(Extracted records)

* Start *

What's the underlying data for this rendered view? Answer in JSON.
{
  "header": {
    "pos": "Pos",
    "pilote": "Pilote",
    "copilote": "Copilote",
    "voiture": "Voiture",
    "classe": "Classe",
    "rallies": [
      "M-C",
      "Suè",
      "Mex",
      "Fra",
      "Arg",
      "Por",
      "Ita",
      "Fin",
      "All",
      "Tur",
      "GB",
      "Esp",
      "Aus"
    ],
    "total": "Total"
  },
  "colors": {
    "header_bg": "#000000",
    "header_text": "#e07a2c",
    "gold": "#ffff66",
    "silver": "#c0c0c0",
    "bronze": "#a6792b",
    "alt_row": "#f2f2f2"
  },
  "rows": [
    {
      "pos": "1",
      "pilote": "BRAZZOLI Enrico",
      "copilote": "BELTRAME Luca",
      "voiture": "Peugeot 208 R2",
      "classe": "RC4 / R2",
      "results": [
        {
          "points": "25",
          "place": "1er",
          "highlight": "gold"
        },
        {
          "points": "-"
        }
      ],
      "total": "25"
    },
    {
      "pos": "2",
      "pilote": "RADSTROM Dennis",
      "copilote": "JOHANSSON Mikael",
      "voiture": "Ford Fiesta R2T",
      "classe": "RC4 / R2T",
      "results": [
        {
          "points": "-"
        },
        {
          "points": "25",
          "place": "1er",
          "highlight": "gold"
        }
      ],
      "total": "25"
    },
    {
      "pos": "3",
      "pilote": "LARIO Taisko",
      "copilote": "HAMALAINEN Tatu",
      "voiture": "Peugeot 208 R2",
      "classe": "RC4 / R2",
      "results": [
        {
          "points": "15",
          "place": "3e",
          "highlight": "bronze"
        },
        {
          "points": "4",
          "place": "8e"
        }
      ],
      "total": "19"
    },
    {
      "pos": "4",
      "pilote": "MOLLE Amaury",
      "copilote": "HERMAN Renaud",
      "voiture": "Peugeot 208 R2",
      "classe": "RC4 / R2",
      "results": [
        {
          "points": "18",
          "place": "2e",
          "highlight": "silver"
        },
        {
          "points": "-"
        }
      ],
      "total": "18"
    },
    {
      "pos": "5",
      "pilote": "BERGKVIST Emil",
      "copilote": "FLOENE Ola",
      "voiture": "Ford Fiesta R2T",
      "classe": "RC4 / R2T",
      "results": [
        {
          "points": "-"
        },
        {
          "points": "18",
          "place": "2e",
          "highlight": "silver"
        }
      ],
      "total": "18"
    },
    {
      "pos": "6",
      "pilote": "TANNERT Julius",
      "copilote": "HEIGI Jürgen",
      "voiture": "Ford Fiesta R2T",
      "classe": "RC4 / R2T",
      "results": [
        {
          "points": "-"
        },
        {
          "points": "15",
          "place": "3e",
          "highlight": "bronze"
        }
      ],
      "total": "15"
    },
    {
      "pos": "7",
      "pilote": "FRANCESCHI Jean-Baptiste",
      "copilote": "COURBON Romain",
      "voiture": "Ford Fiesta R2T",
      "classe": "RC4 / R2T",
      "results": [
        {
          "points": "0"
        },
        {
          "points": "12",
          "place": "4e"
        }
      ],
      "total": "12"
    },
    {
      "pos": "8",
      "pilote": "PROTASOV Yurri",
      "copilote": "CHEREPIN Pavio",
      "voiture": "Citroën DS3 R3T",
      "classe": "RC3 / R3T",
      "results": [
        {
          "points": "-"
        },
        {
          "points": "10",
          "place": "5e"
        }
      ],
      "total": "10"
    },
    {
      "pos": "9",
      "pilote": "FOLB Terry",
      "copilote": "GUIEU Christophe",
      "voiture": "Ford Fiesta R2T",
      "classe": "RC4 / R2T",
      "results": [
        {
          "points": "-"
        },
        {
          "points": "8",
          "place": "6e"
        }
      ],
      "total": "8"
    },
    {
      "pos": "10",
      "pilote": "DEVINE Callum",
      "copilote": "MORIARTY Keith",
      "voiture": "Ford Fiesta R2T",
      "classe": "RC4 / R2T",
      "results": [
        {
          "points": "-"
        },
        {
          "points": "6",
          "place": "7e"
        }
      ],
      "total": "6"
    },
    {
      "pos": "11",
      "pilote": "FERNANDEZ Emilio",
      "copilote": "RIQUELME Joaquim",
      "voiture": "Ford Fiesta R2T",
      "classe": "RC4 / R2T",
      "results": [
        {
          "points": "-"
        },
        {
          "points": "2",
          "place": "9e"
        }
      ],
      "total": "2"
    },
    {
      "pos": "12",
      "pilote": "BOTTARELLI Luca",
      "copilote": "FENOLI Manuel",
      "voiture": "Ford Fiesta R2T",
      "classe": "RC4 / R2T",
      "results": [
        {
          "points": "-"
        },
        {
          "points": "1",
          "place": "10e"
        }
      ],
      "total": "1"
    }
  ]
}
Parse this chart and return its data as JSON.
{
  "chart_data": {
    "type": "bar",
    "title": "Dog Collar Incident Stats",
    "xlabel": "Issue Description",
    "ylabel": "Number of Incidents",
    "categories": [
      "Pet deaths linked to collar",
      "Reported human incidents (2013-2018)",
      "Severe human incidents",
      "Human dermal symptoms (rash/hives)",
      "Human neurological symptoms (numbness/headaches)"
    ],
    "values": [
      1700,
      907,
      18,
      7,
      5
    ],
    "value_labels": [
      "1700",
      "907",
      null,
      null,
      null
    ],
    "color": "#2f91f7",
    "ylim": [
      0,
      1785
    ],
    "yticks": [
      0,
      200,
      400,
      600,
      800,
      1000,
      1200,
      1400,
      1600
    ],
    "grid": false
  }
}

* End *

### Written problem
Reproduce exactly the line containing "Parse this chart and return its data as JSON." and every line after it through the end of the records above, and nothing else.

### Solution to the exercise
Parse this chart and return its data as JSON.
{
  "chart_data": {
    "type": "bar",
    "title": "Dog Collar Incident Stats",
    "xlabel": "Issue Description",
    "ylabel": "Number of Incidents",
    "categories": [
      "Pet deaths linked to collar",
      "Reported human incidents (2013-2018)",
      "Severe human incidents",
      "Human dermal symptoms (rash/hives)",
      "Human neurological symptoms (numbness/headaches)"
    ],
    "values": [
      1700,
      907,
      18,
      7,
      5
    ],
    "value_labels": [
      "1700",
      "907",
      null,
      null,
      null
    ],
    "color": "#2f91f7",
    "ylim": [
      0,
      1785
    ],
    "yticks": [
      0,
      200,
      400,
      600,
      800,
      1000,
      1200,
      1400,
      1600
    ],
    "grid": false
  }
}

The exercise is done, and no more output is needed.